> [Data in this exercise]
---+---

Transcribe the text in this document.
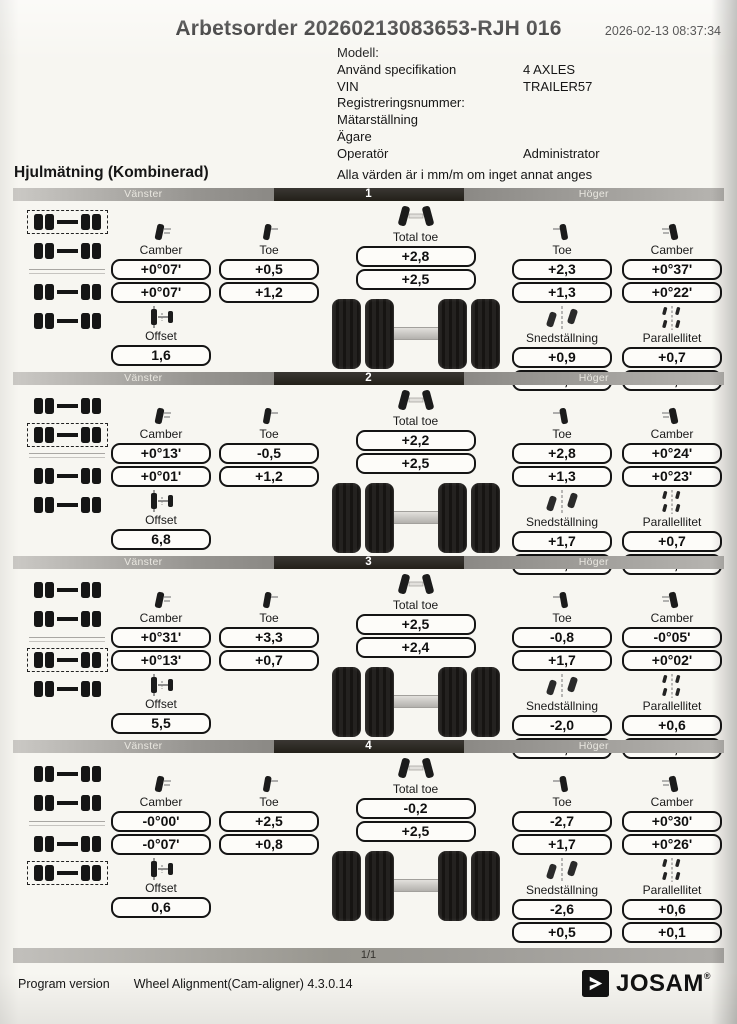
Arbetsorder 20260213083653-RJH 016	2026-02-13 08:37:34
Modell:
Använd specifikation	4 AXLES
VIN	TRAILER57
Registreringsnummer:
Mätarställning
Ägare
Operatör	Administrator
Hjulmätning (Kombinerad)	Alla värden är i mm/m om inget annat anges
Vänster	1	Höger
Camber
+0°07'
+0°07'
Offset
1,6
Toe
+0,5
+1,2
Total toe
+2,8
+2,5
Toe
+2,3
+1,3
Snedställning
+0,9
Camber
+0°37'
+0°22'
Parallellitet
+0,7
Vänster	2	Höger
Camber
+0°13'
+0°01'
Offset
6,8
Toe
-0,5
+1,2
Total toe
+2,2
+2,5
Toe
+2,8
+1,3
Snedställning
+1,7
Camber
+0°24'
+0°23'
Parallellitet
+0,7
Vänster	3	Höger
Camber
+0°31'
+0°13'
Offset
5,5
Toe
+3,3
+0,7
Total toe
+2,5
+2,4
Toe
-0,8
+1,7
Snedställning
-2,0
Camber
-0°05'
+0°02'
Parallellitet
+0,6
Vänster	4	Höger
Camber
-0°00'
-0°07'
Offset
0,6
Toe
+2,5
+0,8
Total toe
-0,2
+2,5
Toe
-2,7
+1,7
Snedställning
-2,6
+0,5
Camber
+0°30'
+0°26'
Parallellitet
+0,6
+0,1
1/1
Program version Wheel Alignment(Cam-aligner) 4.3.0.14	JOSAM ®
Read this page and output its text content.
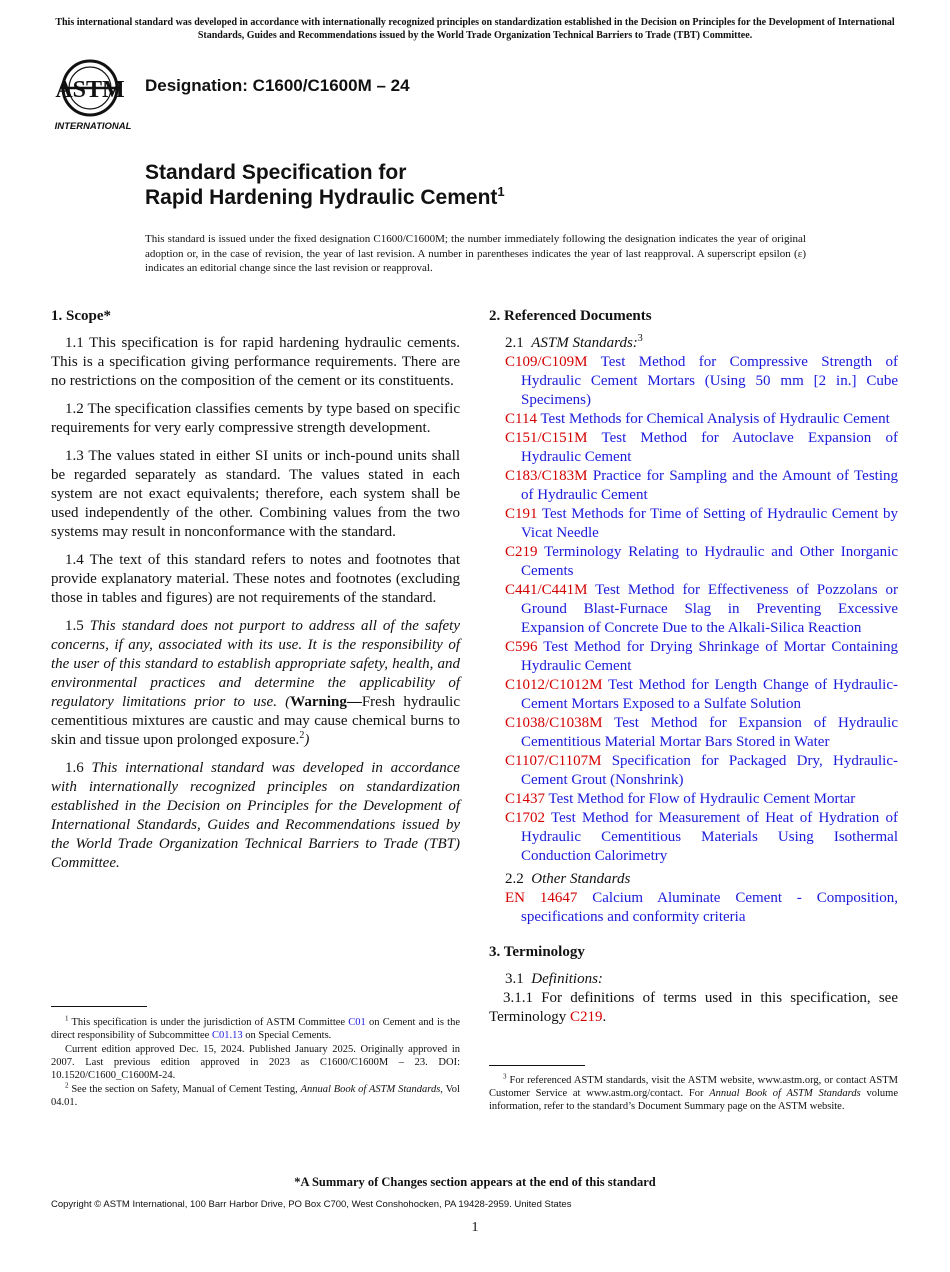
This international standard was developed in accordance with internationally recognized principles on standardization established in the Decision on Principles for the Development of International Standards, Guides and Recommendations issued by the World Trade Organization Technical Barriers to Trade (TBT) Committee.
ASTM
INTERNATIONAL
Designation: C1600/C1600M – 24
Standard Specification for
Rapid Hardening Hydraulic Cement$^1$
This standard is issued under the fixed designation C1600/C1600M; the number immediately following the designation indicates the year of original adoption or, in the case of revision, the year of last revision. A number in parentheses indicates the year of last reapproval. A superscript epsilon (ε) indicates an editorial change since the last revision or reapproval.
1. Scope*

1.1 This specification is for rapid hardening hydraulic cements. This is a specification giving performance requirements. There are no restrictions on the composition of the cement or its constituents.

1.2 The specification classifies cements by type based on specific requirements for very early compressive strength development.

1.3 The values stated in either SI units or inch-pound units shall be regarded separately as standard. The values stated in each system are not exact equivalents; therefore, each system shall be used independently of the other. Combining values from the two systems may result in nonconformance with the standard.

1.4 The text of this standard refers to notes and footnotes that provide explanatory material. These notes and footnotes (excluding those in tables and figures) are not requirements of the standard.

1.5 This standard does not purport to address all of the safety concerns, if any, associated with its use. It is the responsibility of the user of this standard to establish appropriate safety, health, and environmental practices and determine the applicability of regulatory limitations prior to use. (Warning—Fresh hydraulic cementitious mixtures are caustic and may cause chemical burns to skin and tissue upon prolonged exposure.$^2$)

1.6 This international standard was developed in accordance with internationally recognized principles on standardization established in the Decision on Principles for the Development of International Standards, Guides and Recommendations issued by the World Trade Organization Technical Barriers to Trade (TBT) Committee.

2. Referenced Documents

2.1 ASTM Standards:$^3$

C109/C109M Test Method for Compressive Strength of Hydraulic Cement Mortars (Using 50 mm [2 in.] Cube Specimens)

C114 Test Methods for Chemical Analysis of Hydraulic Cement

C151/C151M Test Method for Autoclave Expansion of Hydraulic Cement

C183/C183M Practice for Sampling and the Amount of Testing of Hydraulic Cement

C191 Test Methods for Time of Setting of Hydraulic Cement by Vicat Needle

C219 Terminology Relating to Hydraulic and Other Inorganic Cements

C441/C441M Test Method for Effectiveness of Pozzolans or Ground Blast-Furnace Slag in Preventing Excessive Expansion of Concrete Due to the Alkali-Silica Reaction

C596 Test Method for Drying Shrinkage of Mortar Containing Hydraulic Cement

C1012/C1012M Test Method for Length Change of Hydraulic-Cement Mortars Exposed to a Sulfate Solution

C1038/C1038M Test Method for Expansion of Hydraulic Cementitious Material Mortar Bars Stored in Water

C1107/C1107M Specification for Packaged Dry, Hydraulic-Cement Grout (Nonshrink)

C1437 Test Method for Flow of Hydraulic Cement Mortar

C1702 Test Method for Measurement of Heat of Hydration of Hydraulic Cementitious Materials Using Isothermal Conduction Calorimetry

2.2 Other Standards

EN 14647 Calcium Aluminate Cement - Composition, specifications and conformity criteria

3. Terminology

3.1 Definitions:

3.1.1 For definitions of terms used in this specification, see Terminology C219.

$^1$ This specification is under the jurisdiction of ASTM Committee C01 on Cement and is the direct responsibility of Subcommittee C01.13 on Special Cements.

Current edition approved Dec. 15, 2024. Published January 2025. Originally approved in 2007. Last previous edition approved in 2023 as C1600/C1600M – 23. DOI: 10.1520/C1600_C1600M-24.

$^2$ See the section on Safety, Manual of Cement Testing, Annual Book of ASTM Standards, Vol 04.01.

$^3$ For referenced ASTM standards, visit the ASTM website, www.astm.org, or contact ASTM Customer Service at www.astm.org/contact. For Annual Book of ASTM Standards volume information, refer to the standard’s Document Summary page on the ASTM website.

*A Summary of Changes section appears at the end of this standard
Copyright © ASTM International, 100 Barr Harbor Drive, PO Box C700, West Conshohocken, PA 19428-2959. United States
1
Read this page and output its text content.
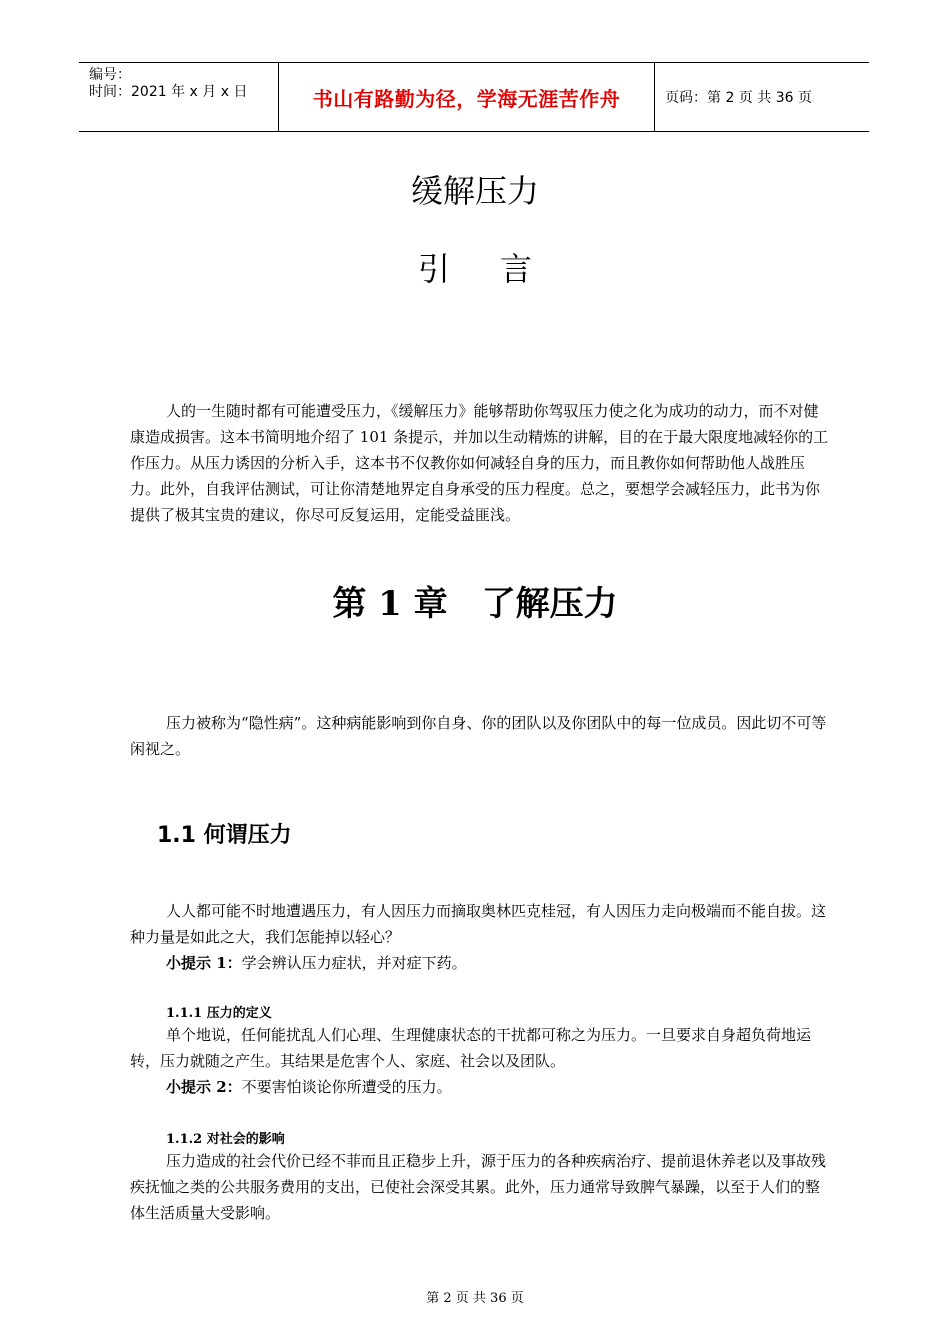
编号：
时间：2021 年 x 月 x 日	书山有路勤为径，学海无涯苦作舟	页码：第 2 页 共 36 页
缓解压力
引言

人的一生随时都有可能遭受压力，《缓解压力》能够帮助你驾驭压力使之化为成功的动力，而不对健康造成损害。这本书简明地介绍了 101 条提示，并加以生动精炼的讲解，目的在于最大限度地减轻你的工作压力。从压力诱因的分析入手，这本书不仅教你如何减轻自身的压力，而且教你如何帮助他人战胜压力。此外，自我评估测试，可让你清楚地界定自身承受的压力程度。总之，要想学会减轻压力，此书为你提供了极其宝贵的建议，你尽可反复运用，定能受益匪浅。

第 1 章　了解压力

压力被称为“隐性病”。这种病能影响到你自身、你的团队以及你团队中的每一位成员。因此切不可等闲视之。

1.1 何谓压力

人人都可能不时地遭遇压力，有人因压力而摘取奥林匹克桂冠，有人因压力走向极端而不能自拔。这种力量是如此之大，我们怎能掉以轻心？

小提示 1：学会辨认压力症状，并对症下药。

1.1.1 压力的定义

单个地说，任何能扰乱人们心理、生理健康状态的干扰都可称之为压力。一旦要求自身超负荷地运转，压力就随之产生。其结果是危害个人、家庭、社会以及团队。

小提示 2：不要害怕谈论你所遭受的压力。

1.1.2 对社会的影响

压力造成的社会代价已经不菲而且正稳步上升，源于压力的各种疾病治疗、提前退休养老以及事故残疾抚恤之类的公共服务费用的支出，已使社会深受其累。此外，压力通常导致脾气暴躁，以至于人们的整体生活质量大受影响。

第 2 页 共 36 页
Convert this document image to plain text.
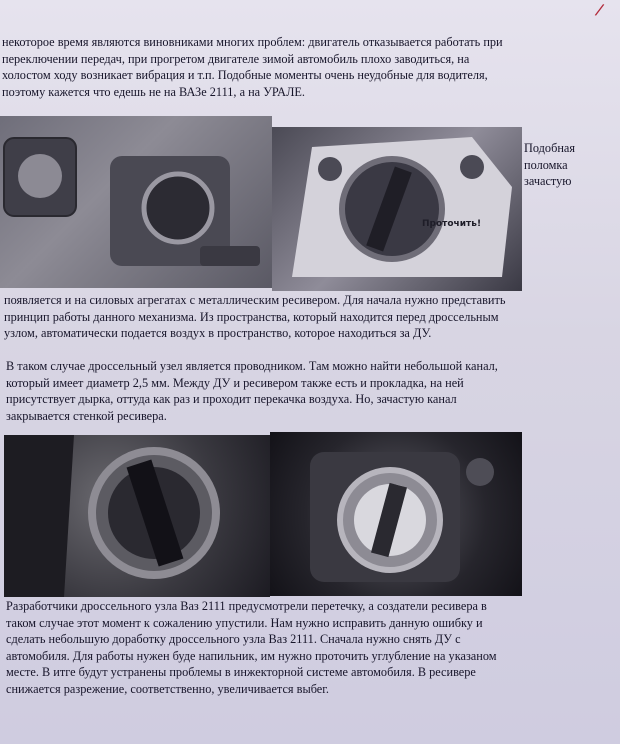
/

некоторое время являются виновниками многих проблем: двигатель отказывается работать при
переключении передач, при прогретом двигателе зимой автомобиль плохо заводиться, на
холостом ходу возникает вибрация и т.п. Подобные моменты очень неудобные для водителя,
поэтому кажется что едешь не на ВАЗе 2111, а на УРАЛЕ.

Проточить!
Подобная
поломка
зачастую

появляется и на силовых агрегатах с металлическим ресивером. Для начала нужно представить
принцип работы данного механизма. Из пространства, который находится перед дроссельным
узлом, автоматически подается воздух в пространство, которое находиться за ДУ.

В таком случае дроссельный узел является проводником. Там можно найти небольшой канал,
который имеет диаметр 2,5 мм. Между ДУ и ресивером также есть и прокладка, на ней
присутствует дырка, оттуда как раз и проходит перекачка воздуха. Но, зачастую канал
закрывается стенкой ресивера.

Разработчики дроссельного узла Ваз 2111 предусмотрели перетечку, а создатели ресивера в
таком случае этот момент к сожалению упустили. Нам нужно исправить данную ошибку и
сделать небольшую доработку дроссельного узла Ваз 2111. Сначала нужно снять ДУ с
автомобиля. Для работы нужен буде напильник, им нужно проточить углубление на указаном
месте. В итге будут устранены проблемы в инжекторной системе автомобиля. В ресивере
снижается разрежение, соответственно, увеличивается выбег.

---+---

> [Required task]
Gather from the data above every line with the string "который".

> [Solution for this problem]
принцип работы данного механизма. Из пространства, который находится перед дроссельным
который имеет диаметр 2,5 мм. Между ДУ и ресивером также есть и прокладка, на ней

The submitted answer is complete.